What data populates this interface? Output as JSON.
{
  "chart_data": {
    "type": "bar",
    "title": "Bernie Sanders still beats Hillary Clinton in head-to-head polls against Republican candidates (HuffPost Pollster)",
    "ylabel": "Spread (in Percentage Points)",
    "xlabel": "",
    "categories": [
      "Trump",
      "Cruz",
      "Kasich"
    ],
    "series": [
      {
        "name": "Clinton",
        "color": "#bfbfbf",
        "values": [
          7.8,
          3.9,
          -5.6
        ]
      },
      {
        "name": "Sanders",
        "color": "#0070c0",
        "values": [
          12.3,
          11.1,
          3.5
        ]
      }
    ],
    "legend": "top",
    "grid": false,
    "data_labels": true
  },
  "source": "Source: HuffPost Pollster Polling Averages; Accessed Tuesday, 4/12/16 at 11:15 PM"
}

____

> _Exercise brief_: Quote the data in full, keeping each word unchanged.

> _Response to this task_:
What data populates this interface? Output as JSON.
{
  "chart_data": {
    "type": "bar",
    "title": "Bernie Sanders still beats Hillary Clinton in head-to-head polls against Republican candidates (HuffPost Pollster)",
    "ylabel": "Spread (in Percentage Points)",
    "xlabel": "",
    "categories": [
      "Trump",
      "Cruz",
      "Kasich"
    ],
    "series": [
      {
        "name": "Clinton",
        "color": "#bfbfbf",
        "values": [
          7.8,
          3.9,
          -5.6
        ]
      },
      {
        "name": "Sanders",
        "color": "#0070c0",
        "values": [
          12.3,
          11.1,
          3.5
        ]
      }
    ],
    "legend": "top",
    "grid": false,
    "data_labels": true
  },
  "source": "Source: HuffPost Pollster Polling Averages; Accessed Tuesday, 4/12/16 at 11:15 PM"
}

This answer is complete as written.